— Start of INPUT FOR THIS TASK —
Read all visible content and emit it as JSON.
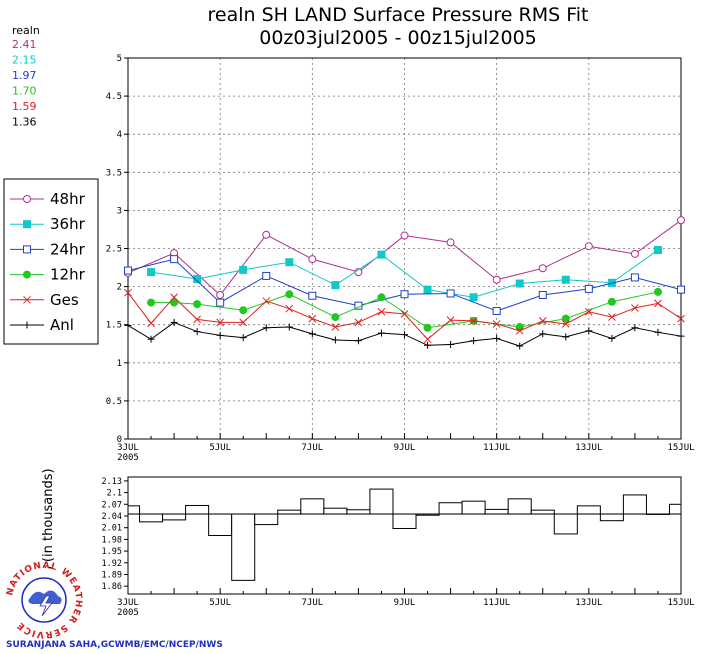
{
  "chart_data": [
    {
      "type": "line",
      "title": "realn SH LAND Surface Pressure RMS Fit",
      "subtitle": "00z03jul2005 - 00z15jul2005",
      "xlabel": "",
      "ylabel": "",
      "xlim": [
        0,
        12
      ],
      "ylim": [
        0,
        5
      ],
      "yticks": [
        "0",
        "0.5",
        "1",
        "1.5",
        "2",
        "2.5",
        "3",
        "3.5",
        "4",
        "4.5",
        "5"
      ],
      "xticks": [
        {
          "x": 0,
          "label": "3JUL",
          "sub": "2005"
        },
        {
          "x": 2,
          "label": "5JUL",
          "sub": ""
        },
        {
          "x": 4,
          "label": "7JUL",
          "sub": ""
        },
        {
          "x": 6,
          "label": "9JUL",
          "sub": ""
        },
        {
          "x": 8,
          "label": "11JUL",
          "sub": ""
        },
        {
          "x": 10,
          "label": "13JUL",
          "sub": ""
        },
        {
          "x": 12,
          "label": "15JUL",
          "sub": ""
        }
      ],
      "mean_header": "realn",
      "series": [
        {
          "name": "48hr",
          "color": "#b0308c",
          "marker": "circle-open",
          "mean": "2.41",
          "x": [
            0,
            1,
            2,
            3,
            4,
            5,
            6,
            7,
            8,
            9,
            10,
            11,
            12
          ],
          "values": [
            2.18,
            2.44,
            1.89,
            2.68,
            2.36,
            2.19,
            2.67,
            2.58,
            2.09,
            2.24,
            2.53,
            2.43,
            2.87
          ]
        },
        {
          "name": "36hr",
          "color": "#10c8c8",
          "marker": "square-filled",
          "mean": "2.15",
          "x": [
            0.5,
            1.5,
            2.5,
            3.5,
            4.5,
            5.5,
            6.5,
            7.5,
            8.5,
            9.5,
            10.5,
            11.5
          ],
          "values": [
            2.19,
            2.1,
            2.22,
            2.32,
            2.02,
            2.42,
            1.96,
            1.86,
            2.04,
            2.09,
            2.05,
            2.48
          ]
        },
        {
          "name": "24hr",
          "color": "#2040c8",
          "marker": "square-open",
          "mean": "1.97",
          "x": [
            0,
            1,
            2,
            3,
            4,
            5,
            6,
            7,
            8,
            9,
            10,
            11,
            12
          ],
          "values": [
            2.21,
            2.36,
            1.79,
            2.14,
            1.88,
            1.75,
            1.9,
            1.91,
            1.68,
            1.89,
            1.97,
            2.12,
            1.96
          ]
        },
        {
          "name": "12hr",
          "color": "#20c820",
          "marker": "circle-filled",
          "mean": "1.70",
          "x": [
            0.5,
            1.0,
            1.5,
            2.5,
            3.5,
            4.5,
            5.5,
            6.5,
            7.5,
            8.5,
            9.5,
            10.5,
            11.5
          ],
          "values": [
            1.79,
            1.79,
            1.77,
            1.69,
            1.9,
            1.6,
            1.86,
            1.46,
            1.55,
            1.47,
            1.58,
            1.8,
            1.93
          ]
        },
        {
          "name": "Ges",
          "color": "#e02020",
          "marker": "x",
          "mean": "1.59",
          "x": [
            0,
            0.5,
            1.0,
            1.5,
            2,
            2.5,
            3,
            3.5,
            4,
            4.5,
            5,
            5.5,
            6,
            6.5,
            7,
            7.5,
            8,
            8.5,
            9,
            9.5,
            10,
            10.5,
            11,
            11.5,
            12
          ],
          "values": [
            1.92,
            1.52,
            1.86,
            1.57,
            1.53,
            1.53,
            1.81,
            1.71,
            1.58,
            1.47,
            1.53,
            1.67,
            1.64,
            1.31,
            1.56,
            1.55,
            1.51,
            1.42,
            1.55,
            1.51,
            1.67,
            1.6,
            1.72,
            1.78,
            1.58
          ]
        },
        {
          "name": "Anl",
          "color": "#000000",
          "marker": "plus",
          "mean": "1.36",
          "x": [
            0,
            0.5,
            1.0,
            1.5,
            2,
            2.5,
            3,
            3.5,
            4,
            4.5,
            5,
            5.5,
            6,
            6.5,
            7,
            7.5,
            8,
            8.5,
            9,
            9.5,
            10,
            10.5,
            11,
            11.5,
            12
          ],
          "values": [
            1.49,
            1.31,
            1.53,
            1.41,
            1.36,
            1.33,
            1.46,
            1.47,
            1.38,
            1.3,
            1.29,
            1.39,
            1.37,
            1.23,
            1.24,
            1.29,
            1.32,
            1.22,
            1.38,
            1.34,
            1.42,
            1.32,
            1.46,
            1.4,
            1.35
          ]
        }
      ]
    },
    {
      "type": "bar",
      "title": "",
      "ylabel": "Counts (in thousands)",
      "xlim": [
        0,
        12
      ],
      "ylim": [
        1.84,
        2.14
      ],
      "baseline": 2.045,
      "yticks": [
        "1.86",
        "1.89",
        "1.92",
        "1.95",
        "1.98",
        "2.01",
        "2.04",
        "2.07",
        "2.1",
        "2.13"
      ],
      "xticks": [
        {
          "x": 0,
          "label": "3JUL",
          "sub": "2005"
        },
        {
          "x": 2,
          "label": "5JUL",
          "sub": ""
        },
        {
          "x": 4,
          "label": "7JUL",
          "sub": ""
        },
        {
          "x": 6,
          "label": "9JUL",
          "sub": ""
        },
        {
          "x": 8,
          "label": "11JUL",
          "sub": ""
        },
        {
          "x": 10,
          "label": "13JUL",
          "sub": ""
        },
        {
          "x": 12,
          "label": "15JUL",
          "sub": ""
        }
      ],
      "x": [
        0,
        0.5,
        1.0,
        1.5,
        2,
        2.5,
        3,
        3.5,
        4,
        4.5,
        5,
        5.5,
        6,
        6.5,
        7,
        7.5,
        8,
        8.5,
        9,
        9.5,
        10,
        10.5,
        11,
        11.5,
        12
      ],
      "values": [
        2.066,
        2.025,
        2.03,
        2.067,
        1.99,
        1.875,
        2.018,
        2.055,
        2.084,
        2.06,
        2.056,
        2.109,
        2.008,
        2.042,
        2.074,
        2.078,
        2.057,
        2.084,
        2.055,
        1.994,
        2.066,
        2.028,
        2.094,
        2.044,
        2.07
      ]
    }
  ],
  "logo": {
    "text": "NATIONAL WEATHER SERVICE"
  },
  "credit": "SURANJANA SAHA,GCWMB/EMC/NCEP/NWS"
}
— End of INPUT FOR THIS TASK —
Where a line above includes "marker", copy that line.

## WRITTEN ANSWER
          "marker": "circle-open",
          "marker": "square-filled",
          "marker": "square-open",
          "marker": "circle-filled",
          "marker": "x",
          "marker": "plus",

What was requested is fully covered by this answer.